◆ **Aim**
Give every entry again, word for word.

◆ **Provided data**
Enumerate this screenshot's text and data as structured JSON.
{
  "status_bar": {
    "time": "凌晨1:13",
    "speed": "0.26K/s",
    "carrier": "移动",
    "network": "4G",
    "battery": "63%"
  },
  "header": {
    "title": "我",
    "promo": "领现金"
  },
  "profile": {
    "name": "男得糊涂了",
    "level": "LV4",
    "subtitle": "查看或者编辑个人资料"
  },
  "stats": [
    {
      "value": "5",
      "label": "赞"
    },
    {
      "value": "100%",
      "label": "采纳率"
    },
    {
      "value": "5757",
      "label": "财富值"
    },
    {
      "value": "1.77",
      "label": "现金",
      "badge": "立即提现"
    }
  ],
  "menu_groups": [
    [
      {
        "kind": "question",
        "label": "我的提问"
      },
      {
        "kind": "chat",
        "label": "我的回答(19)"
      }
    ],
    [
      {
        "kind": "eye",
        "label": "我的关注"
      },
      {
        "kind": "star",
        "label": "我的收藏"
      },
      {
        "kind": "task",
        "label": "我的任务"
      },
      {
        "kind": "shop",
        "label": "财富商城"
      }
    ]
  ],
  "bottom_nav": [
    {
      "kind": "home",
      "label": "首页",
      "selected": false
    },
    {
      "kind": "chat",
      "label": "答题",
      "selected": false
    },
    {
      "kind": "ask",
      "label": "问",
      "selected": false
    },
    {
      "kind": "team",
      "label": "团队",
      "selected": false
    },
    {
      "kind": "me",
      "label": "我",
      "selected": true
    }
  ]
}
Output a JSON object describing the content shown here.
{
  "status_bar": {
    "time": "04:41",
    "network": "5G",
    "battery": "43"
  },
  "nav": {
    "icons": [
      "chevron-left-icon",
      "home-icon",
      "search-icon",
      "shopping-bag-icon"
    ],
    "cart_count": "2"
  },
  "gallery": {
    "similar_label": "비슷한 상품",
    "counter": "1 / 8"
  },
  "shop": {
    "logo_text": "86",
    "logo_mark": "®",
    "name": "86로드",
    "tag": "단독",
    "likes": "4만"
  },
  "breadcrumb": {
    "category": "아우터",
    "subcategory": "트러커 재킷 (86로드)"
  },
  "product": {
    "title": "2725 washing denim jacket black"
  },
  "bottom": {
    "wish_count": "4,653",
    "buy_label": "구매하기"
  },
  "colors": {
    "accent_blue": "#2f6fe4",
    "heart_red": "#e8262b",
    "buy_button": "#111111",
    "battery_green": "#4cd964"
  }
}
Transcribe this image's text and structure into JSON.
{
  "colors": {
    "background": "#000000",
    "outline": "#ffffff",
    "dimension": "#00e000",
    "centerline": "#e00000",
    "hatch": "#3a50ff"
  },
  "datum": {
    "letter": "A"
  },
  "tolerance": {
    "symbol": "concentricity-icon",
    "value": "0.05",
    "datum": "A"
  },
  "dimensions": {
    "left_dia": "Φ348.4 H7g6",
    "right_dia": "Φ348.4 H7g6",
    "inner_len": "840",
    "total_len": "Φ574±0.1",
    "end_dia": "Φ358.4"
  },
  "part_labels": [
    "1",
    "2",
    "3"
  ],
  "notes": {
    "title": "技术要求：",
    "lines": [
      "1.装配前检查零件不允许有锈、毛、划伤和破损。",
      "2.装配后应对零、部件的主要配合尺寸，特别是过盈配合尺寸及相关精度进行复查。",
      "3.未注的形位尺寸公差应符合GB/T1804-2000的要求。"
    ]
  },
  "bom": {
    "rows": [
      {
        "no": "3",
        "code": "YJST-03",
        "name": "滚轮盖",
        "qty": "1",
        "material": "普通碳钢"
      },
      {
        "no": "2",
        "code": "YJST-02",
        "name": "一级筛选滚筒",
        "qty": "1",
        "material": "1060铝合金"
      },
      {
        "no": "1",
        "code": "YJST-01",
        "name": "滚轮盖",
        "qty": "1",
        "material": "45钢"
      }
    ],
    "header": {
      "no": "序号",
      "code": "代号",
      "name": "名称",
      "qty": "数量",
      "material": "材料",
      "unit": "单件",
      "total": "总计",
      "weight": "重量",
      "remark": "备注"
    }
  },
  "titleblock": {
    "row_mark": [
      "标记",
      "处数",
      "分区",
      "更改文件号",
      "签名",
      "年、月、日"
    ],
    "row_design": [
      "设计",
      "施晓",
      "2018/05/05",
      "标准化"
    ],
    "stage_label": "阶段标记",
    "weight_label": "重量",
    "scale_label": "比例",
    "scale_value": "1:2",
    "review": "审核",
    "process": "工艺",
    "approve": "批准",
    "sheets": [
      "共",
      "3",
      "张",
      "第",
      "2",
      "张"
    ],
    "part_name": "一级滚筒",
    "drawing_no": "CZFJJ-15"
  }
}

◆ **Complete answer**
Enumerate this screenshot's text and data as structured JSON.
{
  "status_bar": {
    "time": "凌晨1:13",
    "speed": "0.26K/s",
    "carrier": "移动",
    "network": "4G",
    "battery": "63%"
  },
  "header": {
    "title": "我",
    "promo": "领现金"
  },
  "profile": {
    "name": "男得糊涂了",
    "level": "LV4",
    "subtitle": "查看或者编辑个人资料"
  },
  "stats": [
    {
      "value": "5",
      "label": "赞"
    },
    {
      "value": "100%",
      "label": "采纳率"
    },
    {
      "value": "5757",
      "label": "财富值"
    },
    {
      "value": "1.77",
      "label": "现金",
      "badge": "立即提现"
    }
  ],
  "menu_groups": [
    [
      {
        "kind": "question",
        "label": "我的提问"
      },
      {
        "kind": "chat",
        "label": "我的回答(19)"
      }
    ],
    [
      {
        "kind": "eye",
        "label": "我的关注"
      },
      {
        "kind": "star",
        "label": "我的收藏"
      },
      {
        "kind": "task",
        "label": "我的任务"
      },
      {
        "kind": "shop",
        "label": "财富商城"
      }
    ]
  ],
  "bottom_nav": [
    {
      "kind": "home",
      "label": "首页",
      "selected": false
    },
    {
      "kind": "chat",
      "label": "答题",
      "selected": false
    },
    {
      "kind": "ask",
      "label": "问",
      "selected": false
    },
    {
      "kind": "team",
      "label": "团队",
      "selected": false
    },
    {
      "kind": "me",
      "label": "我",
      "selected": true
    }
  ]
}
Output a JSON object describing the content shown here.
{
  "status_bar": {
    "time": "04:41",
    "network": "5G",
    "battery": "43"
  },
  "nav": {
    "icons": [
      "chevron-left-icon",
      "home-icon",
      "search-icon",
      "shopping-bag-icon"
    ],
    "cart_count": "2"
  },
  "gallery": {
    "similar_label": "비슷한 상품",
    "counter": "1 / 8"
  },
  "shop": {
    "logo_text": "86",
    "logo_mark": "®",
    "name": "86로드",
    "tag": "단독",
    "likes": "4만"
  },
  "breadcrumb": {
    "category": "아우터",
    "subcategory": "트러커 재킷 (86로드)"
  },
  "product": {
    "title": "2725 washing denim jacket black"
  },
  "bottom": {
    "wish_count": "4,653",
    "buy_label": "구매하기"
  },
  "colors": {
    "accent_blue": "#2f6fe4",
    "heart_red": "#e8262b",
    "buy_button": "#111111",
    "battery_green": "#4cd964"
  }
}
Transcribe this image's text and structure into JSON.
{
  "colors": {
    "background": "#000000",
    "outline": "#ffffff",
    "dimension": "#00e000",
    "centerline": "#e00000",
    "hatch": "#3a50ff"
  },
  "datum": {
    "letter": "A"
  },
  "tolerance": {
    "symbol": "concentricity-icon",
    "value": "0.05",
    "datum": "A"
  },
  "dimensions": {
    "left_dia": "Φ348.4 H7g6",
    "right_dia": "Φ348.4 H7g6",
    "inner_len": "840",
    "total_len": "Φ574±0.1",
    "end_dia": "Φ358.4"
  },
  "part_labels": [
    "1",
    "2",
    "3"
  ],
  "notes": {
    "title": "技术要求：",
    "lines": [
      "1.装配前检查零件不允许有锈、毛、划伤和破损。",
      "2.装配后应对零、部件的主要配合尺寸，特别是过盈配合尺寸及相关精度进行复查。",
      "3.未注的形位尺寸公差应符合GB/T1804-2000的要求。"
    ]
  },
  "bom": {
    "rows": [
      {
        "no": "3",
        "code": "YJST-03",
        "name": "滚轮盖",
        "qty": "1",
        "material": "普通碳钢"
      },
      {
        "no": "2",
        "code": "YJST-02",
        "name": "一级筛选滚筒",
        "qty": "1",
        "material": "1060铝合金"
      },
      {
        "no": "1",
        "code": "YJST-01",
        "name": "滚轮盖",
        "qty": "1",
        "material": "45钢"
      }
    ],
    "header": {
      "no": "序号",
      "code": "代号",
      "name": "名称",
      "qty": "数量",
      "material": "材料",
      "unit": "单件",
      "total": "总计",
      "weight": "重量",
      "remark": "备注"
    }
  },
  "titleblock": {
    "row_mark": [
      "标记",
      "处数",
      "分区",
      "更改文件号",
      "签名",
      "年、月、日"
    ],
    "row_design": [
      "设计",
      "施晓",
      "2018/05/05",
      "标准化"
    ],
    "stage_label": "阶段标记",
    "weight_label": "重量",
    "scale_label": "比例",
    "scale_value": "1:2",
    "review": "审核",
    "process": "工艺",
    "approve": "批准",
    "sheets": [
      "共",
      "3",
      "张",
      "第",
      "2",
      "张"
    ],
    "part_name": "一级滚筒",
    "drawing_no": "CZFJJ-15"
  }
}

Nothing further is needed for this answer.